WHAT IS BEING ASKED - Write each line exactly, from the line that holds "Read this page and output its text content." through the final line of the material, and no other line.

Stored entries:
---

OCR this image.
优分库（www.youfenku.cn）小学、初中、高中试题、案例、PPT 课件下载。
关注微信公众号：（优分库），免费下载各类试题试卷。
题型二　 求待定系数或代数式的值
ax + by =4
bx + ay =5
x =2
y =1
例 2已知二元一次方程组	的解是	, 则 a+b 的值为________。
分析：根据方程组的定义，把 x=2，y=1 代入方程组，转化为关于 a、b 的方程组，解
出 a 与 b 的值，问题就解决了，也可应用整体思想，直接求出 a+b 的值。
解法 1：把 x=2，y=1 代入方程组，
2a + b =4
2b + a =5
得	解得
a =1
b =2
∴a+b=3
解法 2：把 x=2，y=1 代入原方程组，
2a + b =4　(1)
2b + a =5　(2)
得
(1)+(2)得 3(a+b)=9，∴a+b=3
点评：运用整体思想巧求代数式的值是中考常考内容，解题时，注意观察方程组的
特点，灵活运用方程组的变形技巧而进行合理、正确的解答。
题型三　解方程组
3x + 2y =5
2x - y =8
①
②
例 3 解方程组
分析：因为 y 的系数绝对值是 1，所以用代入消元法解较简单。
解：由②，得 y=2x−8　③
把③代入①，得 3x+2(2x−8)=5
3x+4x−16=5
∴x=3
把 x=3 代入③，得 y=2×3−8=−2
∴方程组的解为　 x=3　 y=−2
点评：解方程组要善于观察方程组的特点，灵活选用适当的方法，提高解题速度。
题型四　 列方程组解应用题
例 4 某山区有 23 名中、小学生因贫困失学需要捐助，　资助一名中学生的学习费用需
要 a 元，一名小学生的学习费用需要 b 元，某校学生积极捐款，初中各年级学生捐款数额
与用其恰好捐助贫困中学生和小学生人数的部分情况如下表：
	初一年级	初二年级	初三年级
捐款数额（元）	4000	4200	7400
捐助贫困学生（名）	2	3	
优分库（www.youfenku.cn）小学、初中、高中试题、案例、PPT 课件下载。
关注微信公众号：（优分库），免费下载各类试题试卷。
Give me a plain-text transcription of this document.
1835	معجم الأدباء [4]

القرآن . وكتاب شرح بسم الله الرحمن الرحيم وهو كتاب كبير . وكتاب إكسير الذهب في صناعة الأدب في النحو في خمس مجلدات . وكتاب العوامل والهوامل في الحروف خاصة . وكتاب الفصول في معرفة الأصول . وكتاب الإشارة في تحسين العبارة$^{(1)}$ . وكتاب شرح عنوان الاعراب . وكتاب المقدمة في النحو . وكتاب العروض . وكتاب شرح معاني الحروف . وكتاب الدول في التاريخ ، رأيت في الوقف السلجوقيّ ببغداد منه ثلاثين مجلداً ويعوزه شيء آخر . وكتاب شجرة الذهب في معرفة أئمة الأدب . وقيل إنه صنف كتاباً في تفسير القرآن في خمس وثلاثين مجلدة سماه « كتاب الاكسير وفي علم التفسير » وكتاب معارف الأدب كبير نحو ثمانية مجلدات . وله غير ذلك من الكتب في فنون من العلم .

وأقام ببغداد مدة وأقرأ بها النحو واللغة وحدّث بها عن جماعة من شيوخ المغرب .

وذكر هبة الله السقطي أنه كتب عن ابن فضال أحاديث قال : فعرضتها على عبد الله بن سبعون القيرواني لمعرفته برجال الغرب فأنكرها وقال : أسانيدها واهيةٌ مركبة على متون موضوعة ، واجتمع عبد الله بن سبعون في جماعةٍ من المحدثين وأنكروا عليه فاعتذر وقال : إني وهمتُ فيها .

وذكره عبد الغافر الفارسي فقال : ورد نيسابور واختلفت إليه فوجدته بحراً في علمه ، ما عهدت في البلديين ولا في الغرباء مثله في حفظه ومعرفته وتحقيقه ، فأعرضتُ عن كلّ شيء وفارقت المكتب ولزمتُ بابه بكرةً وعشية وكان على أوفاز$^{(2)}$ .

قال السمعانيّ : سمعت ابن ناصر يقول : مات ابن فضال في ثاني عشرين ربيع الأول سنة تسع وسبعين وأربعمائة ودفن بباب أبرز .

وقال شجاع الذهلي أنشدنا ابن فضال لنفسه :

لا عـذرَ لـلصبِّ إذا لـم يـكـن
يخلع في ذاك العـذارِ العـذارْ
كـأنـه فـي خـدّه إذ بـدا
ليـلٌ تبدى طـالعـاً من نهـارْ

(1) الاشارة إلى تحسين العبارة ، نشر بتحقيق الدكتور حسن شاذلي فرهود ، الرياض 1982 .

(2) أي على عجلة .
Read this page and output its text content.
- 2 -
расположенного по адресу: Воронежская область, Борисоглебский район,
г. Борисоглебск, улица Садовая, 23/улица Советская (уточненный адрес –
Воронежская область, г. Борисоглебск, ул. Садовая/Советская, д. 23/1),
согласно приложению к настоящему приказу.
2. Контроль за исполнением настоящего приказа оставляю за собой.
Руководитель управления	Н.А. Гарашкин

---

TASK OUTPUT -
Read this page and output its text content.
- 2 -
расположенного по адресу: Воронежская область, Борисоглебский район,
г. Борисоглебск, улица Садовая, 23/улица Советская (уточненный адрес –
Воронежская область, г. Борисоглебск, ул. Садовая/Советская, д. 23/1),
согласно приложению к настоящему приказу.
2. Контроль за исполнением настоящего приказа оставляю за собой.
Руководитель управления	Н.А. Гарашкин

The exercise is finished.